→ What the task requires:
Every entry here needs to be repeated exactly.

→ Given records:
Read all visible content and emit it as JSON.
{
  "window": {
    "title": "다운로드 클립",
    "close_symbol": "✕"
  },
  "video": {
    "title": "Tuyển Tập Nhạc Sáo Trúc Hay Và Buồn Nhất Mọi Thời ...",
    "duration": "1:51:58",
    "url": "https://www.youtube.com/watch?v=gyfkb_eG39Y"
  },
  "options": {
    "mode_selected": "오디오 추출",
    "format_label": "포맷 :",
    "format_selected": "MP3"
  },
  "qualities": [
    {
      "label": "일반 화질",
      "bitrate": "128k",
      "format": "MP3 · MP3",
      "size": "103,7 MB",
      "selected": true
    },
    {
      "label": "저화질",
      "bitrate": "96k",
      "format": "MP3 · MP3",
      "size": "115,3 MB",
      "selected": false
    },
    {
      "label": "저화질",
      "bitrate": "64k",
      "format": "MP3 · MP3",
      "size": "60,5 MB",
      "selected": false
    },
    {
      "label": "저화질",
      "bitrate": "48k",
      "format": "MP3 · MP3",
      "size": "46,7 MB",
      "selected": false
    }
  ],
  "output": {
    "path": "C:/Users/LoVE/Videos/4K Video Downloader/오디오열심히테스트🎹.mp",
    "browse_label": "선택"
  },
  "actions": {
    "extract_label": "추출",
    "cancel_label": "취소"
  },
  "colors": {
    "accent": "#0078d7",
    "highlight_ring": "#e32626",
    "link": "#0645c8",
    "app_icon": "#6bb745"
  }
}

→ Written reply:
Read all visible content and emit it as JSON.
{
  "window": {
    "title": "다운로드 클립",
    "close_symbol": "✕"
  },
  "video": {
    "title": "Tuyển Tập Nhạc Sáo Trúc Hay Và Buồn Nhất Mọi Thời ...",
    "duration": "1:51:58",
    "url": "https://www.youtube.com/watch?v=gyfkb_eG39Y"
  },
  "options": {
    "mode_selected": "오디오 추출",
    "format_label": "포맷 :",
    "format_selected": "MP3"
  },
  "qualities": [
    {
      "label": "일반 화질",
      "bitrate": "128k",
      "format": "MP3 · MP3",
      "size": "103,7 MB",
      "selected": true
    },
    {
      "label": "저화질",
      "bitrate": "96k",
      "format": "MP3 · MP3",
      "size": "115,3 MB",
      "selected": false
    },
    {
      "label": "저화질",
      "bitrate": "64k",
      "format": "MP3 · MP3",
      "size": "60,5 MB",
      "selected": false
    },
    {
      "label": "저화질",
      "bitrate": "48k",
      "format": "MP3 · MP3",
      "size": "46,7 MB",
      "selected": false
    }
  ],
  "output": {
    "path": "C:/Users/LoVE/Videos/4K Video Downloader/오디오열심히테스트🎹.mp",
    "browse_label": "선택"
  },
  "actions": {
    "extract_label": "추출",
    "cancel_label": "취소"
  },
  "colors": {
    "accent": "#0078d7",
    "highlight_ring": "#e32626",
    "link": "#0645c8",
    "app_icon": "#6bb745"
  }
}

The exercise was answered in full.